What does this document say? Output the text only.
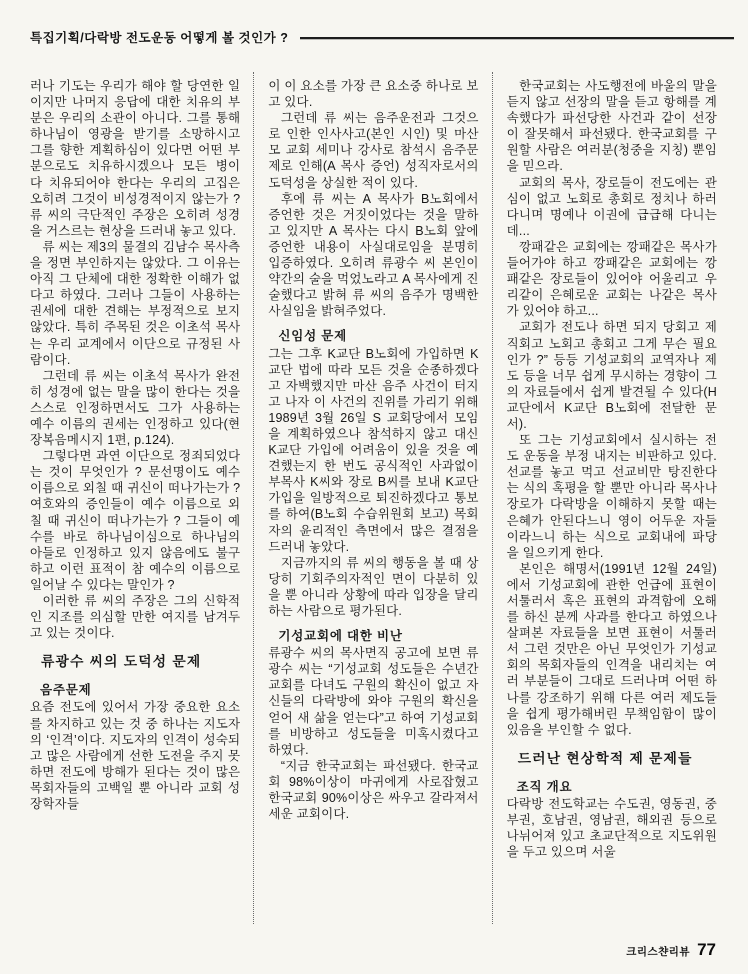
특집기획/다락방 전도운동 어떻게 볼 것인가 ?

러나 기도는 우리가 해야 할 당연한 일이지만 나머지 응답에 대한 치유의 부분은 우리의 소관이 아니다. 그를 통해 하나님이 영광을 받기를 소망하시고 그를 향한 계획하심이 있다면 어떤 부분으로도 치유하시겠으나 모든 병이 다 치유되어야 한다는 우리의 고집은 오히려 그것이 비성경적이지 않는가 ? 류 씨의 극단적인 주장은 오히려 성경을 거스르는 현상을 드러내 놓고 있다.

류 씨는 제3의 물결의 김남수 목사측을 정면 부인하지는 않았다. 그 이유는 아직 그 단체에 대한 정확한 이해가 없다고 하였다. 그러나 그들이 사용하는 권세에 대한 견해는 부정적으로 보지 않았다. 특히 주목된 것은 이초석 목사는 우리 교계에서 이단으로 규정된 사람이다.

그런데 류 씨는 이초석 목사가 완전히 성경에 없는 말을 많이 한다는 것을 스스로 인정하면서도 그가 사용하는 예수 이름의 권세는 인정하고 있다(현장복음메시지 1편, p.124).

그렇다면 과연 이단으로 정죄되었다는 것이 무엇인가 ? 문선명이도 예수 이름으로 외칠 때 귀신이 떠나가는가 ? 여호와의 증인들이 예수 이름으로 외칠 때 귀신이 떠나가는가 ? 그들이 예수를 바로 하나님이심으로 하나님의 아들로 인정하고 있지 않음에도 불구하고 이런 표적이 참 예수의 이름으로 일어날 수 있다는 말인가 ?

이러한 류 씨의 주장은 그의 신학적인 지조를 의심할 만한 여지를 남겨두고 있는 것이다.

류광수 씨의 도덕성 문제
음주문제

요즘 전도에 있어서 가장 중요한 요소를 차지하고 있는 것 중 하나는 지도자의 ‘인격’이다. 지도자의 인격이 성숙되고 많은 사람에게 선한 도전을 주지 못하면 전도에 방해가 된다는 것이 많은 목회자들의 고백일 뿐 아니라 교회 성장학자들

이 이 요소를 가장 큰 요소중 하나로 보고 있다.

그런데 류 씨는 음주운전과 그것으로 인한 인사사고(본인 시인) 및 마산 모 교회 세미나 강사로 참석시 음주문제로 인해(A 목사 증언) 성직자로서의 도덕성을 상실한 적이 있다.

후에 류 씨는 A 목사가 B노회에서 증언한 것은 거짓이었다는 것을 말하고 있지만 A 목사는 다시 B노회 앞에 증언한 내용이 사실대로임을 분명히 입증하였다. 오히려 류광수 씨 본인이 약간의 술을 먹었노라고 A 목사에게 진술했다고 밝혀 류 씨의 음주가 명백한 사실임을 밝혀주었다.

신임성 문제

그는 그후 K교단 B노회에 가입하면 K교단 법에 따라 모든 것을 순종하겠다고 자백했지만 마산 음주 사건이 터지고 나자 이 사건의 진위를 가리기 위해 1989년 3월 26일 S 교회당에서 모임을 계획하였으나 참석하지 않고 대신 K교단 가입에 어려움이 있을 것을 예견했는지 한 번도 공식적인 사과없이 부목사 K씨와 장로 B씨를 보내 K교단 가입을 일방적으로 퇴진하겠다고 통보를 하여(B노회 수습위원회 보고) 목회자의 윤리적인 측면에서 많은 결점을 드러내 놓았다.

지금까지의 류 씨의 행동을 볼 때 상당히 기회주의자적인 면이 다분히 있을 뿐 아니라 상황에 따라 입장을 달리하는 사람으로 평가된다.

기성교회에 대한 비난

류광수 씨의 목사면직 공고에 보면 류광수 씨는 “기성교회 성도들은 수년간 교회를 다녀도 구원의 확신이 없고 자신들의 다락방에 와야 구원의 확신을 얻어 새 삶을 얻는다”고 하여 기성교회를 비방하고 성도들을 미혹시켰다고 하였다.

“지금 한국교회는 파선됐다. 한국교회 98%이상이 마귀에게 사로잡혔고 한국교회 90%이상은 싸우고 갈라져서 세운 교회이다.

한국교회는 사도행전에 바울의 말을 듣지 않고 선장의 말을 듣고 항해를 계속했다가 파선당한 사건과 같이 선장이 잘못해서 파선됐다. 한국교회를 구원할 사람은 여러분(청중을 지칭) 뿐임을 믿으라.

교회의 목사, 장로들이 전도에는 관심이 없고 노회로 총회로 정치나 하러 다니며 명예나 이권에 급급해 다니는데...

깡패같은 교회에는 깡패같은 목사가 들어가야 하고 깡패같은 교회에는 깡패같은 장로들이 있어야 어울리고 우리같이 은혜로운 교회는 나같은 목사가 있어야 하고...

교회가 전도나 하면 되지 당회고 제직회고 노회고 총회고 그게 무슨 필요인가 ?” 등등 기성교회의 교역자나 제도 등을 너무 쉽게 무시하는 경향이 그의 자료들에서 쉽게 발견될 수 있다(H교단에서 K교단 B노회에 전달한 문서).

또 그는 기성교회에서 실시하는 전도 운동을 부정 내지는 비판하고 있다. 선교를 놓고 먹고 선교비만 탕진한다는 식의 혹평을 할 뿐만 아니라 목사나 장로가 다락방을 이해하지 못할 때는 은혜가 안된다느니 영이 어두운 자들이라느니 하는 식으로 교회내에 파당을 일으키게 한다.

본인은 해명서(1991년 12월 24일)에서 기성교회에 관한 언급에 표현이 서툴러서 혹은 표현의 과격함에 오해를 하신 분께 사과를 한다고 하였으나 살펴본 자료들을 보면 표현이 서툴러서 그런 것만은 아닌 무엇인가 기성교회의 목회자들의 인격을 내리치는 여러 부분들이 그대로 드러나며 어떤 하나를 강조하기 위해 다른 여러 제도들을 쉽게 평가해버린 무책임함이 많이 있음을 부인할 수 없다.

드러난 현상학적 제 문제들
조직 개요

다락방 전도학교는 수도권, 영동권, 중부권, 호남권, 영남권, 해외권 등으로 나뉘어져 있고 초교단적으로 지도위원을 두고 있으며 서울

크리스챤리뷰 77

§ **WHAT IS ASKED**
Images do not belong in the copy; reproduce all other parts of the records above verbatim.

§ **ANSWER TO THIS PROBLEM**
What does this document say? Output the text only.
특집기획/다락방 전도운동 어떻게 볼 것인가 ?

러나 기도는 우리가 해야 할 당연한 일이지만 나머지 응답에 대한 치유의 부분은 우리의 소관이 아니다. 그를 통해 하나님이 영광을 받기를 소망하시고 그를 향한 계획하심이 있다면 어떤 부분으로도 치유하시겠으나 모든 병이 다 치유되어야 한다는 우리의 고집은 오히려 그것이 비성경적이지 않는가 ? 류 씨의 극단적인 주장은 오히려 성경을 거스르는 현상을 드러내 놓고 있다.

류 씨는 제3의 물결의 김남수 목사측을 정면 부인하지는 않았다. 그 이유는 아직 그 단체에 대한 정확한 이해가 없다고 하였다. 그러나 그들이 사용하는 권세에 대한 견해는 부정적으로 보지 않았다. 특히 주목된 것은 이초석 목사는 우리 교계에서 이단으로 규정된 사람이다.

그런데 류 씨는 이초석 목사가 완전히 성경에 없는 말을 많이 한다는 것을 스스로 인정하면서도 그가 사용하는 예수 이름의 권세는 인정하고 있다(현장복음메시지 1편, p.124).

그렇다면 과연 이단으로 정죄되었다는 것이 무엇인가 ? 문선명이도 예수 이름으로 외칠 때 귀신이 떠나가는가 ? 여호와의 증인들이 예수 이름으로 외칠 때 귀신이 떠나가는가 ? 그들이 예수를 바로 하나님이심으로 하나님의 아들로 인정하고 있지 않음에도 불구하고 이런 표적이 참 예수의 이름으로 일어날 수 있다는 말인가 ?

이러한 류 씨의 주장은 그의 신학적인 지조를 의심할 만한 여지를 남겨두고 있는 것이다.

류광수 씨의 도덕성 문제
음주문제

요즘 전도에 있어서 가장 중요한 요소를 차지하고 있는 것 중 하나는 지도자의 ‘인격’이다. 지도자의 인격이 성숙되고 많은 사람에게 선한 도전을 주지 못하면 전도에 방해가 된다는 것이 많은 목회자들의 고백일 뿐 아니라 교회 성장학자들

이 이 요소를 가장 큰 요소중 하나로 보고 있다.

그런데 류 씨는 음주운전과 그것으로 인한 인사사고(본인 시인) 및 마산 모 교회 세미나 강사로 참석시 음주문제로 인해(A 목사 증언) 성직자로서의 도덕성을 상실한 적이 있다.

후에 류 씨는 A 목사가 B노회에서 증언한 것은 거짓이었다는 것을 말하고 있지만 A 목사는 다시 B노회 앞에 증언한 내용이 사실대로임을 분명히 입증하였다. 오히려 류광수 씨 본인이 약간의 술을 먹었노라고 A 목사에게 진술했다고 밝혀 류 씨의 음주가 명백한 사실임을 밝혀주었다.

신임성 문제

그는 그후 K교단 B노회에 가입하면 K교단 법에 따라 모든 것을 순종하겠다고 자백했지만 마산 음주 사건이 터지고 나자 이 사건의 진위를 가리기 위해 1989년 3월 26일 S 교회당에서 모임을 계획하였으나 참석하지 않고 대신 K교단 가입에 어려움이 있을 것을 예견했는지 한 번도 공식적인 사과없이 부목사 K씨와 장로 B씨를 보내 K교단 가입을 일방적으로 퇴진하겠다고 통보를 하여(B노회 수습위원회 보고) 목회자의 윤리적인 측면에서 많은 결점을 드러내 놓았다.

지금까지의 류 씨의 행동을 볼 때 상당히 기회주의자적인 면이 다분히 있을 뿐 아니라 상황에 따라 입장을 달리하는 사람으로 평가된다.

기성교회에 대한 비난

류광수 씨의 목사면직 공고에 보면 류광수 씨는 “기성교회 성도들은 수년간 교회를 다녀도 구원의 확신이 없고 자신들의 다락방에 와야 구원의 확신을 얻어 새 삶을 얻는다”고 하여 기성교회를 비방하고 성도들을 미혹시켰다고 하였다.

“지금 한국교회는 파선됐다. 한국교회 98%이상이 마귀에게 사로잡혔고 한국교회 90%이상은 싸우고 갈라져서 세운 교회이다.

한국교회는 사도행전에 바울의 말을 듣지 않고 선장의 말을 듣고 항해를 계속했다가 파선당한 사건과 같이 선장이 잘못해서 파선됐다. 한국교회를 구원할 사람은 여러분(청중을 지칭) 뿐임을 믿으라.

교회의 목사, 장로들이 전도에는 관심이 없고 노회로 총회로 정치나 하러 다니며 명예나 이권에 급급해 다니는데...

깡패같은 교회에는 깡패같은 목사가 들어가야 하고 깡패같은 교회에는 깡패같은 장로들이 있어야 어울리고 우리같이 은혜로운 교회는 나같은 목사가 있어야 하고...

교회가 전도나 하면 되지 당회고 제직회고 노회고 총회고 그게 무슨 필요인가 ?” 등등 기성교회의 교역자나 제도 등을 너무 쉽게 무시하는 경향이 그의 자료들에서 쉽게 발견될 수 있다(H교단에서 K교단 B노회에 전달한 문서).

또 그는 기성교회에서 실시하는 전도 운동을 부정 내지는 비판하고 있다. 선교를 놓고 먹고 선교비만 탕진한다는 식의 혹평을 할 뿐만 아니라 목사나 장로가 다락방을 이해하지 못할 때는 은혜가 안된다느니 영이 어두운 자들이라느니 하는 식으로 교회내에 파당을 일으키게 한다.

본인은 해명서(1991년 12월 24일)에서 기성교회에 관한 언급에 표현이 서툴러서 혹은 표현의 과격함에 오해를 하신 분께 사과를 한다고 하였으나 살펴본 자료들을 보면 표현이 서툴러서 그런 것만은 아닌 무엇인가 기성교회의 목회자들의 인격을 내리치는 여러 부분들이 그대로 드러나며 어떤 하나를 강조하기 위해 다른 여러 제도들을 쉽게 평가해버린 무책임함이 많이 있음을 부인할 수 없다.

드러난 현상학적 제 문제들
조직 개요

다락방 전도학교는 수도권, 영동권, 중부권, 호남권, 영남권, 해외권 등으로 나뉘어져 있고 초교단적으로 지도위원을 두고 있으며 서울

크리스챤리뷰 77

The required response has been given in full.